| Task prompt |
What follows is a set of entries. Give them again exactly, without the pictures.

··· Provided information ···

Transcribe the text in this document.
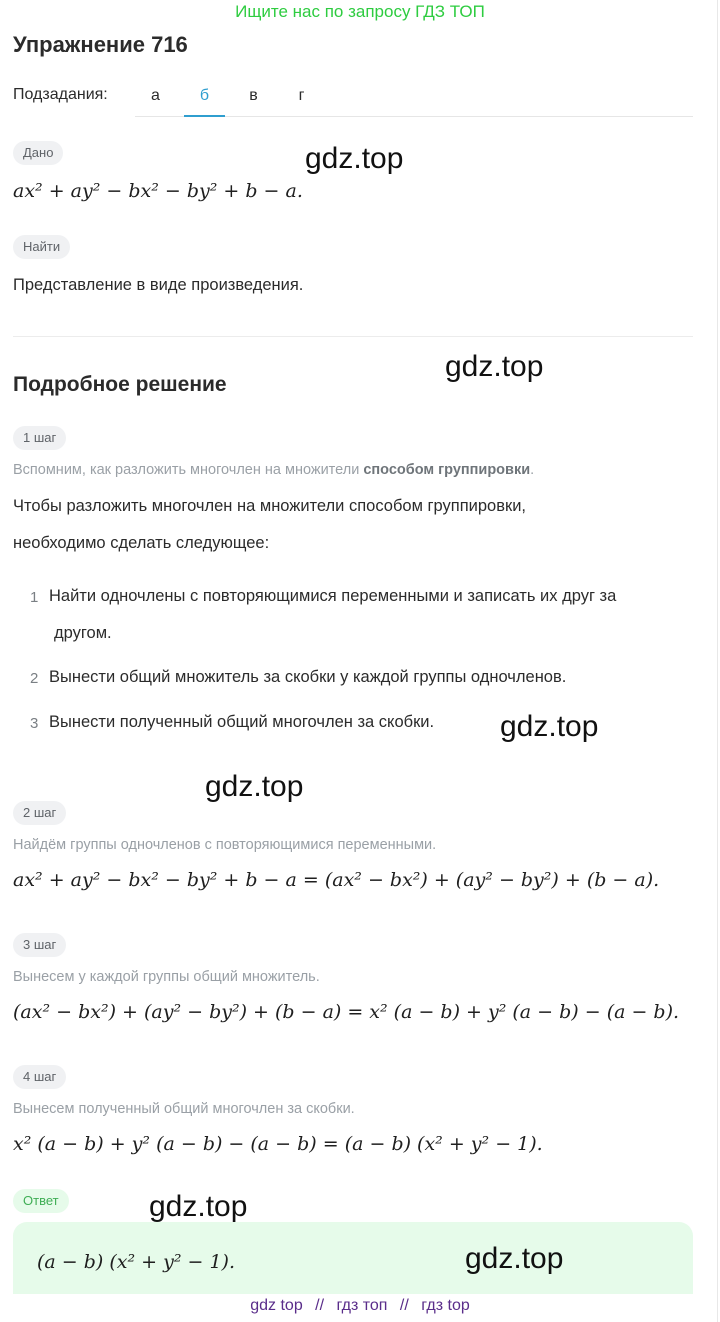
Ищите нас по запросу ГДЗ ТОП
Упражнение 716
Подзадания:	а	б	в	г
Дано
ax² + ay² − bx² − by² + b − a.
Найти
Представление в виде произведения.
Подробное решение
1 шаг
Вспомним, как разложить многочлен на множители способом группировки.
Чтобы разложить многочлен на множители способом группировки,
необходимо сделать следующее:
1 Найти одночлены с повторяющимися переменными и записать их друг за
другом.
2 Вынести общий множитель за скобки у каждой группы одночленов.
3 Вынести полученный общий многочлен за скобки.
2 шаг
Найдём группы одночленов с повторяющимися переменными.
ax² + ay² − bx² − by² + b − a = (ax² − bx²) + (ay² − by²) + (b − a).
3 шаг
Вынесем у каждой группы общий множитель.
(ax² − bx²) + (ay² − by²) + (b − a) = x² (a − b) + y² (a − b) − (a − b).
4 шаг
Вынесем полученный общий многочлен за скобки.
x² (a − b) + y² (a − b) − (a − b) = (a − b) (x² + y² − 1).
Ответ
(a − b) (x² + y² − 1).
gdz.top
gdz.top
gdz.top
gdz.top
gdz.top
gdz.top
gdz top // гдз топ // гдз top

···

| Complete response |
Transcribe the text in this document.
Ищите нас по запросу ГДЗ ТОП
Упражнение 716
Подзадания:	а	б	в	г
Дано
ax² + ay² − bx² − by² + b − a.
Найти
Представление в виде произведения.
Подробное решение
1 шаг
Вспомним, как разложить многочлен на множители способом группировки.
Чтобы разложить многочлен на множители способом группировки,
необходимо сделать следующее:
1 Найти одночлены с повторяющимися переменными и записать их друг за
другом.
2 Вынести общий множитель за скобки у каждой группы одночленов.
3 Вынести полученный общий многочлен за скобки.
2 шаг
Найдём группы одночленов с повторяющимися переменными.
ax² + ay² − bx² − by² + b − a = (ax² − bx²) + (ay² − by²) + (b − a).
3 шаг
Вынесем у каждой группы общий множитель.
(ax² − bx²) + (ay² − by²) + (b − a) = x² (a − b) + y² (a − b) − (a − b).
4 шаг
Вынесем полученный общий многочлен за скобки.
x² (a − b) + y² (a − b) − (a − b) = (a − b) (x² + y² − 1).
Ответ
(a − b) (x² + y² − 1).
gdz.top
gdz.top
gdz.top
gdz.top
gdz.top
gdz.top
gdz top // гдз топ // гдз top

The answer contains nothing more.